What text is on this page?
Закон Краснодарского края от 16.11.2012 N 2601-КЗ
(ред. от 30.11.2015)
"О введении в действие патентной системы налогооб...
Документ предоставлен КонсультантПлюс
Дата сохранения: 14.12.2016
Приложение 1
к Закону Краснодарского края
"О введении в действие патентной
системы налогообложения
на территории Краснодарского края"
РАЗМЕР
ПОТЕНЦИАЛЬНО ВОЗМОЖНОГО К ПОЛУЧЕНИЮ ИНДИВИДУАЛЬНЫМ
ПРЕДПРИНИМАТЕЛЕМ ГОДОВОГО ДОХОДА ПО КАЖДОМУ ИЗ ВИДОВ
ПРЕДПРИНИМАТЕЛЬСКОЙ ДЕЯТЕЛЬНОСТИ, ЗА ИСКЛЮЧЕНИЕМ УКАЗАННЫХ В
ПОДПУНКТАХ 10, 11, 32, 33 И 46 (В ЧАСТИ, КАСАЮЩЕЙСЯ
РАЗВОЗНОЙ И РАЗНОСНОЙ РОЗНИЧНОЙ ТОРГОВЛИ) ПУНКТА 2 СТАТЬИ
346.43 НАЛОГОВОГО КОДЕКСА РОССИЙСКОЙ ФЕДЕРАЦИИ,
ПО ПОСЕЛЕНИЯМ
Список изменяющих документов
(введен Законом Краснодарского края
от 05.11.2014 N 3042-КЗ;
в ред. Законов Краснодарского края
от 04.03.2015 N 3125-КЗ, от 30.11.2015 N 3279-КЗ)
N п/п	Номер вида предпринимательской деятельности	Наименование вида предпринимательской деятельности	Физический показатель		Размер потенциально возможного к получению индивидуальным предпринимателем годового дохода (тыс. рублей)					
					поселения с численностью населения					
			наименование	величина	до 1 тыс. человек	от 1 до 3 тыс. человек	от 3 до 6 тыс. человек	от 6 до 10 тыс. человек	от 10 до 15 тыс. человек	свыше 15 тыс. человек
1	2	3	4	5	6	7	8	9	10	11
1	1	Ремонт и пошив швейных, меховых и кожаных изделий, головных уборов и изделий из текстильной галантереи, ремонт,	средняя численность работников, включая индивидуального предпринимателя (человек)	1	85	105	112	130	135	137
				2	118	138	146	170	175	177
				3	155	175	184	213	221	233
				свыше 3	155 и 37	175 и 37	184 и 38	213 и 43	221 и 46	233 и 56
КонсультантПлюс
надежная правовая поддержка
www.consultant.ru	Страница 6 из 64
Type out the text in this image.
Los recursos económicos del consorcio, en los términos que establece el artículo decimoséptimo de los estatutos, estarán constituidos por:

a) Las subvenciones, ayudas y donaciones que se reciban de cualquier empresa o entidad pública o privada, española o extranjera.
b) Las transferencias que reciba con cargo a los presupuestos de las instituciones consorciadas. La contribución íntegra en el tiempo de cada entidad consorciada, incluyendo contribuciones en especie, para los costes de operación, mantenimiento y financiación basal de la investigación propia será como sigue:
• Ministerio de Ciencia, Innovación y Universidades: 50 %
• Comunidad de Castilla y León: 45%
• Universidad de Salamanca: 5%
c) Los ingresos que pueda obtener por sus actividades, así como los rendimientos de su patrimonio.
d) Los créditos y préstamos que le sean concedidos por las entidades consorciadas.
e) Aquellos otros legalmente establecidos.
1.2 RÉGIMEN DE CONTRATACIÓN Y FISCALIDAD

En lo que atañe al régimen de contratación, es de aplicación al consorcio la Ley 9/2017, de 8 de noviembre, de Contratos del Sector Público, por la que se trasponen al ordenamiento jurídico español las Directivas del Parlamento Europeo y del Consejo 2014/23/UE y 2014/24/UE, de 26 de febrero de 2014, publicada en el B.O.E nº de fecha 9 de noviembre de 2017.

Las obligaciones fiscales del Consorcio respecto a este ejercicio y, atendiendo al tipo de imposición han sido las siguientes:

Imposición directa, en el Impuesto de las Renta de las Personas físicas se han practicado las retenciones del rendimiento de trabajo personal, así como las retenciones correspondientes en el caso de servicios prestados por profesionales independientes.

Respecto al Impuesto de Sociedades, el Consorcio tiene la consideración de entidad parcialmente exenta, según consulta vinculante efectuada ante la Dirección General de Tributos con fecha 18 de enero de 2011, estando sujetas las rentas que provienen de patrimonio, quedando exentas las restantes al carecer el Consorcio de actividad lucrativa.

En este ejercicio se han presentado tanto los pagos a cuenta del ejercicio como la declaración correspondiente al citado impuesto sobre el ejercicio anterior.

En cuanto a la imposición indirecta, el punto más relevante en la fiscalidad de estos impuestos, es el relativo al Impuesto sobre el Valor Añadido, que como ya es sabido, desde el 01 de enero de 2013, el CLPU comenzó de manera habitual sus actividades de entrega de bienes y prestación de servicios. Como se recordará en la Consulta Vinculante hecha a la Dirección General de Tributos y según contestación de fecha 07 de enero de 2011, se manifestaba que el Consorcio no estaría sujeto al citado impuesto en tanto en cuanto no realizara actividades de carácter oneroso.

────────

> Work instructions
Write out the data exactly as it stands.

> Output of the task
What text is on this page?
Закон Краснодарского края от 16.11.2012 N 2601-КЗ
(ред. от 30.11.2015)
"О введении в действие патентной системы налогооб...
Документ предоставлен КонсультантПлюс
Дата сохранения: 14.12.2016
Приложение 1
к Закону Краснодарского края
"О введении в действие патентной
системы налогообложения
на территории Краснодарского края"
РАЗМЕР
ПОТЕНЦИАЛЬНО ВОЗМОЖНОГО К ПОЛУЧЕНИЮ ИНДИВИДУАЛЬНЫМ
ПРЕДПРИНИМАТЕЛЕМ ГОДОВОГО ДОХОДА ПО КАЖДОМУ ИЗ ВИДОВ
ПРЕДПРИНИМАТЕЛЬСКОЙ ДЕЯТЕЛЬНОСТИ, ЗА ИСКЛЮЧЕНИЕМ УКАЗАННЫХ В
ПОДПУНКТАХ 10, 11, 32, 33 И 46 (В ЧАСТИ, КАСАЮЩЕЙСЯ
РАЗВОЗНОЙ И РАЗНОСНОЙ РОЗНИЧНОЙ ТОРГОВЛИ) ПУНКТА 2 СТАТЬИ
346.43 НАЛОГОВОГО КОДЕКСА РОССИЙСКОЙ ФЕДЕРАЦИИ,
ПО ПОСЕЛЕНИЯМ
Список изменяющих документов
(введен Законом Краснодарского края
от 05.11.2014 N 3042-КЗ;
в ред. Законов Краснодарского края
от 04.03.2015 N 3125-КЗ, от 30.11.2015 N 3279-КЗ)
N п/п	Номер вида предпринимательской деятельности	Наименование вида предпринимательской деятельности	Физический показатель		Размер потенциально возможного к получению индивидуальным предпринимателем годового дохода (тыс. рублей)					
					поселения с численностью населения					
			наименование	величина	до 1 тыс. человек	от 1 до 3 тыс. человек	от 3 до 6 тыс. человек	от 6 до 10 тыс. человек	от 10 до 15 тыс. человек	свыше 15 тыс. человек
1	2	3	4	5	6	7	8	9	10	11
1	1	Ремонт и пошив швейных, меховых и кожаных изделий, головных уборов и изделий из текстильной галантереи, ремонт,	средняя численность работников, включая индивидуального предпринимателя (человек)	1	85	105	112	130	135	137
				2	118	138	146	170	175	177
				3	155	175	184	213	221	233
				свыше 3	155 и 37	175 и 37	184 и 38	213 и 43	221 и 46	233 и 56
КонсультантПлюс
надежная правовая поддержка
www.consultant.ru	Страница 6 из 64
Type out the text in this image.
Los recursos económicos del consorcio, en los términos que establece el artículo decimoséptimo de los estatutos, estarán constituidos por:

a) Las subvenciones, ayudas y donaciones que se reciban de cualquier empresa o entidad pública o privada, española o extranjera.
b) Las transferencias que reciba con cargo a los presupuestos de las instituciones consorciadas. La contribución íntegra en el tiempo de cada entidad consorciada, incluyendo contribuciones en especie, para los costes de operación, mantenimiento y financiación basal de la investigación propia será como sigue:
• Ministerio de Ciencia, Innovación y Universidades: 50 %
• Comunidad de Castilla y León: 45%
• Universidad de Salamanca: 5%
c) Los ingresos que pueda obtener por sus actividades, así como los rendimientos de su patrimonio.
d) Los créditos y préstamos que le sean concedidos por las entidades consorciadas.
e) Aquellos otros legalmente establecidos.
1.2 RÉGIMEN DE CONTRATACIÓN Y FISCALIDAD

En lo que atañe al régimen de contratación, es de aplicación al consorcio la Ley 9/2017, de 8 de noviembre, de Contratos del Sector Público, por la que se trasponen al ordenamiento jurídico español las Directivas del Parlamento Europeo y del Consejo 2014/23/UE y 2014/24/UE, de 26 de febrero de 2014, publicada en el B.O.E nº de fecha 9 de noviembre de 2017.

Las obligaciones fiscales del Consorcio respecto a este ejercicio y, atendiendo al tipo de imposición han sido las siguientes:

Imposición directa, en el Impuesto de las Renta de las Personas físicas se han practicado las retenciones del rendimiento de trabajo personal, así como las retenciones correspondientes en el caso de servicios prestados por profesionales independientes.

Respecto al Impuesto de Sociedades, el Consorcio tiene la consideración de entidad parcialmente exenta, según consulta vinculante efectuada ante la Dirección General de Tributos con fecha 18 de enero de 2011, estando sujetas las rentas que provienen de patrimonio, quedando exentas las restantes al carecer el Consorcio de actividad lucrativa.

En este ejercicio se han presentado tanto los pagos a cuenta del ejercicio como la declaración correspondiente al citado impuesto sobre el ejercicio anterior.

En cuanto a la imposición indirecta, el punto más relevante en la fiscalidad de estos impuestos, es el relativo al Impuesto sobre el Valor Añadido, que como ya es sabido, desde el 01 de enero de 2013, el CLPU comenzó de manera habitual sus actividades de entrega de bienes y prestación de servicios. Como se recordará en la Consulta Vinculante hecha a la Dirección General de Tributos y según contestación de fecha 07 de enero de 2011, se manifestaba que el Consorcio no estaría sujeto al citado impuesto en tanto en cuanto no realizara actividades de carácter oneroso.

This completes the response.